Document passage =
Chapter 5: Total War

Bill and Meta Juhnke lived their lives in a century of total war. They were born (1912 and 1916) shortly before the United States entered World War I. They were a young married couple when the world, hardly made "safe for democracy" by one great war, drifted into an even more devastating World War II (1938-45). And they died (1991 and 1996) at the end of a Cold War era that armed the nations with thousands of nuclear weapons that could destroy human civilization several times over. Although Bill was not caught in the military draft, warfare and its consequences affected him and his family at every stage of life. In the 1930s and 1940s he underwent a passage, typical of American peace advocates generally, from optimistic liberal hope for world peace to discouragement in the face of a world gone mad with war. For Bill it was part of a sobering transition from youth to middle age.

In their childhood years, Bill and Meta learned the Christian gospel of peace at the Eden Mennonite Church. In college, Bill's favorite teachers were strong spokesmen for peace in the "historic peace church" tradition: Maurice Hess at McPherson College, and Emmet Harshbarger and Ed. G. Kaufman at Bethel College. These men believed that the Christian peace witness applied to personal relations as well as international relations. In his history classes, Harshbarger assigned readings from "revisionist" historians Charles Beard and Harry Elmer Barnes. The "revisionists" argued that Germany was not solely responsible for the outbreak of World War I, that the punitive Versailles Treaty was a mistake, and that the United States had been drawn into the war by misleading propaganda and by the machinations of profit-seeking corporations. At Bethel College Bill was taught what he called "the position of Christian peace," a position shaped not only by Mennonite interpretations of the Bible and theology, but also by "revisionist" understandings of recent history and international relations.

Bill graduated from Bethel College in May 1936. The next month, Bethel College hosted the first of five yearly summer adult education Peace Institutes, sponsored the American Friends Service Committee. Officially called the "Institute of International Relations," these were adult education courses lasting a week to ten days, and attended by peace-movement people from a variety of backgrounds. An Institute report for 1938 claimed that people had attended from forty-eight towns and seventeen different denominations, although the full-day tuition-paying number was much smaller. The institute teachers were prominent peace-minded ministers and scholars, such as Dr. Frederick W. Norwood, Minister of the City Temple in London; Rev. Charles M. Sheldon, author of the best seller, In His Steps; Dr. Sidney B. Fay, revisionist historian from Harvard University; and Clarence Streit, prominent advocate of a North Atlantic political union. The high point of Institute public exposure was in 1939 when Dr. Eduard Benes, an international celebrity who had been ousted as president of Czechoslovakia for opposing Nazi expansion, was a speaker. The Institute sessions were scheduled in June, a busy time for farmers, so Bill did not attend the day sessions as a tuition-paying participant. But he did attend some of the evening public events.

Extracted records =
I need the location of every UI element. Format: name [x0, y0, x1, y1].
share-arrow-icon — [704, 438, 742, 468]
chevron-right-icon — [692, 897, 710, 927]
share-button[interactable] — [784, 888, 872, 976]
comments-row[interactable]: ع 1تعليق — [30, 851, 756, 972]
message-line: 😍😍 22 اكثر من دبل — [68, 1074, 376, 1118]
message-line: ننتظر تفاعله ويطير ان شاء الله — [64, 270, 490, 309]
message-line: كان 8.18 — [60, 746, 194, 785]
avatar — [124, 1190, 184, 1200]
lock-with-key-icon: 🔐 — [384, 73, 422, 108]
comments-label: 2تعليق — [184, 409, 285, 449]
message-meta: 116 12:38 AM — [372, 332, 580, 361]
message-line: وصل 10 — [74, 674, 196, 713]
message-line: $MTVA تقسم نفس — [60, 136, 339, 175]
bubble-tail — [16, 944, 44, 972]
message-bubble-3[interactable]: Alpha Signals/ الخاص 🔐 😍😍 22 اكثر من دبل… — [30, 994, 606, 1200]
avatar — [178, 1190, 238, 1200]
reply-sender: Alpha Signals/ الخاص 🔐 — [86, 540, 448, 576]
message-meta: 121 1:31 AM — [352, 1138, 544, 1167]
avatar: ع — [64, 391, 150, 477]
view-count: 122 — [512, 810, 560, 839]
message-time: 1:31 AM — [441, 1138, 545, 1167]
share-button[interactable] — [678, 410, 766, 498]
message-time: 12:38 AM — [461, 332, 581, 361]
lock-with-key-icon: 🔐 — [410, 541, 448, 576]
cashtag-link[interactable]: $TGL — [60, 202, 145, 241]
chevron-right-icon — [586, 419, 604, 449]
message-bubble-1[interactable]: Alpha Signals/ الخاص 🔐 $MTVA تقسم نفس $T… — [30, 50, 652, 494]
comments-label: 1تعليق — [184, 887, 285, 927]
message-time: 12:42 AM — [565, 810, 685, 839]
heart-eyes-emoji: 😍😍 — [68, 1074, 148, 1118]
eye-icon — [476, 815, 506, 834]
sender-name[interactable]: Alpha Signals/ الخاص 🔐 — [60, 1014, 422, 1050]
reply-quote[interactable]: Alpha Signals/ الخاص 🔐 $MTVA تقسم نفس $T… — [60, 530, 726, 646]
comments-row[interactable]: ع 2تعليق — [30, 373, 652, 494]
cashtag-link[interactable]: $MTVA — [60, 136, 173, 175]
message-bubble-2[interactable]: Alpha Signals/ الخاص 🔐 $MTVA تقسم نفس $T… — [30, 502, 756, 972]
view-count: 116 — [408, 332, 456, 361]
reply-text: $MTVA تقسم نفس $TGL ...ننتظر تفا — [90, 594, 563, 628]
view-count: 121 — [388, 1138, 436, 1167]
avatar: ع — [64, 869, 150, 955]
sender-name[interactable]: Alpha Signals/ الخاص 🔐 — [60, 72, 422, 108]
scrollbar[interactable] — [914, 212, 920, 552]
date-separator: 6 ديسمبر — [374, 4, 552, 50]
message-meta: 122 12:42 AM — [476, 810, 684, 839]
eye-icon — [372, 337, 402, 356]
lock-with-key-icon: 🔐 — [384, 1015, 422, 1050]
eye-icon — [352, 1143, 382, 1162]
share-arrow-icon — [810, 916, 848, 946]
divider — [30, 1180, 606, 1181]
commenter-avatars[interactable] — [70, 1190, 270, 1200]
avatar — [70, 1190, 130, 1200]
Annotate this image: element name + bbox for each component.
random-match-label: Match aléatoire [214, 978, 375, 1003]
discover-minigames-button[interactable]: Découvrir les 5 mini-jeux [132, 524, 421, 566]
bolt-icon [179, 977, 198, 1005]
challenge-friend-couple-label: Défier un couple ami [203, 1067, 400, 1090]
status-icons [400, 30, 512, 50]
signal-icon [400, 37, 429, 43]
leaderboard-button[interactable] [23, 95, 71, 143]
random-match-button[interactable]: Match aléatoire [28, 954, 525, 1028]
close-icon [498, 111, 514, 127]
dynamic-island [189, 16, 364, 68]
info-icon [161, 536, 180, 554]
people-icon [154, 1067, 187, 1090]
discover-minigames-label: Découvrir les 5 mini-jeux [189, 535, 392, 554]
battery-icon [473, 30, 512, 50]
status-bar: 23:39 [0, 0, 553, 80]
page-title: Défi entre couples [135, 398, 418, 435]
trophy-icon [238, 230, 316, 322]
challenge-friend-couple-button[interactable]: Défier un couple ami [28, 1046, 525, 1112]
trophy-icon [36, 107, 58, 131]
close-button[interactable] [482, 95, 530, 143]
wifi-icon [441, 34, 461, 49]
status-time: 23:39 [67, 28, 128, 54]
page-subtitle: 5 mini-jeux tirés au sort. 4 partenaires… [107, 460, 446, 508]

Exercise set =
#1 In the "Total War" chapter, in what year did Dr. Eduard Benes speak at the Institute?
#2 Continue the "Total War" chapter about Bill and Meta Juhnke from where it stops.

Responses =
#1 1939

#2
In February 1939 Donovan Smucker, Institute director for that year, invited Bill to serve on the Peace Institute steering committee. Bill was able to use his positions as president of the Western District Christian Endeavor and editor of Western District Tidings to support Peace Institute events. In May 1939 he sent to congregational WDCE officers an enthusiastic promotional statement, "Why Mennonite C. E. Societies Should Support the Kansas Institute of International Relations." He wrote that the Institute "gives the Mennonites the very best way to carry their message directly to non-Mennonites–those that are church, community and educational leaders who would not otherwise come into contact with this Mennonite principle." Here was an opportunity for Mennonites, often accused of "doing nothing except refusing to participate in war, . . . to do something constructive for peace and goodwill." Bill encouraged Christian Endeavor societies to support the Institute financially and to attend the annual meetings, to learn "information as to the causes of wars, ways to peaceful settlement of international disputes, and methods of propaganda."

In the 1930s peace advocates made their witness at the center, not at the margins, of public life. Political leaders in Kansas, at both state and local levels, were remarkably peace-minded in the 1930s, even as aggressor states in Europe and Asia made their drives for expansion. (Japan invaded Manchuria in 1931; Hitler rearmed Germany after Nazis came to power in 1933; Italy took Ethiopia in 1935.) Arthur Capper, Republican senator of Quaker background, promoted non-interventionist policies until Japan attacked Pearl Harbor, December 1941. John M. Houston, Democrat congressman from Newton (1934-42) spoke out strongly against "sending American soldiers to foreign battlefields."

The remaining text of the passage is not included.